Directions :: Every line below is to be copied exactly, with the pictures left out.

Data items
════════════════════

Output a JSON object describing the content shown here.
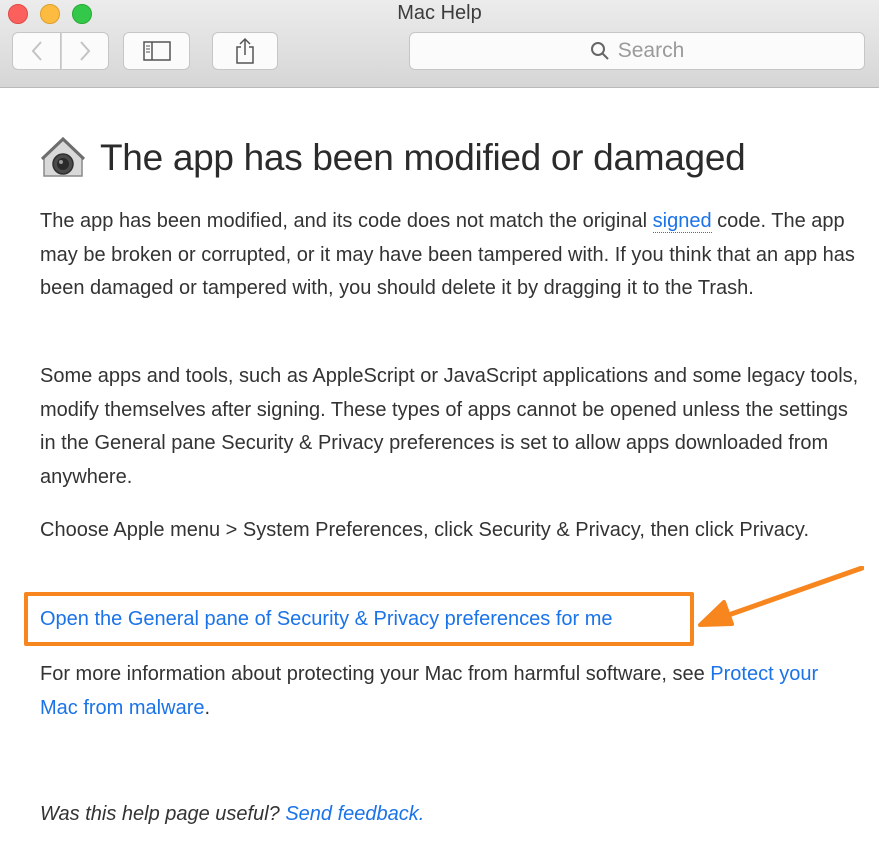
{
  "window": {
    "title": "Mac Help"
  },
  "toolbar": {
    "back_icon": "chevron-left-icon",
    "forward_icon": "chevron-right-icon",
    "sidebar_icon": "sidebar-icon",
    "share_icon": "share-icon",
    "search_placeholder": "Search"
  },
  "article": {
    "title": "The app has been modified or damaged",
    "title_icon": "gatekeeper-lock-icon",
    "p1_before": "The app has been modified, and its code does not match the original ",
    "p1_link": "signed",
    "p1_after": " code. The app may be broken or corrupted, or it may have been tampered with. If you think that an app has been damaged or tampered with, you should delete it by dragging it to the Trash.",
    "p2": "Some apps and tools, such as AppleScript or JavaScript applications and some legacy tools, modify themselves after signing. These types of apps cannot be opened unless the settings in the General pane Security & Privacy preferences is set to allow apps downloaded from anywhere.",
    "p3": "Choose Apple menu > System Preferences, click Security & Privacy, then click Privacy.",
    "open_link": "Open the General pane of Security & Privacy preferences for me",
    "p4_before": "For more information about protecting your Mac from harmful software, see ",
    "p4_link": "Protect your Mac from malware",
    "p4_after": ".",
    "feedback_question": "Was this help page useful? ",
    "feedback_link": "Send feedback."
  },
  "annotation": {
    "color": "#f7861f"
  },
  "colors": {
    "link": "#1a73e8",
    "accent": "#f7861f"
  }
}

════════════════════

Problem solution ::
Output a JSON object describing the content shown here.
{
  "window": {
    "title": "Mac Help"
  },
  "toolbar": {
    "back_icon": "chevron-left-icon",
    "forward_icon": "chevron-right-icon",
    "sidebar_icon": "sidebar-icon",
    "share_icon": "share-icon",
    "search_placeholder": "Search"
  },
  "article": {
    "title": "The app has been modified or damaged",
    "title_icon": "gatekeeper-lock-icon",
    "p1_before": "The app has been modified, and its code does not match the original ",
    "p1_link": "signed",
    "p1_after": " code. The app may be broken or corrupted, or it may have been tampered with. If you think that an app has been damaged or tampered with, you should delete it by dragging it to the Trash.",
    "p2": "Some apps and tools, such as AppleScript or JavaScript applications and some legacy tools, modify themselves after signing. These types of apps cannot be opened unless the settings in the General pane Security & Privacy preferences is set to allow apps downloaded from anywhere.",
    "p3": "Choose Apple menu > System Preferences, click Security & Privacy, then click Privacy.",
    "open_link": "Open the General pane of Security & Privacy preferences for me",
    "p4_before": "For more information about protecting your Mac from harmful software, see ",
    "p4_link": "Protect your Mac from malware",
    "p4_after": ".",
    "feedback_question": "Was this help page useful? ",
    "feedback_link": "Send feedback."
  },
  "annotation": {
    "color": "#f7861f"
  },
  "colors": {
    "link": "#1a73e8",
    "accent": "#f7861f"
  }
}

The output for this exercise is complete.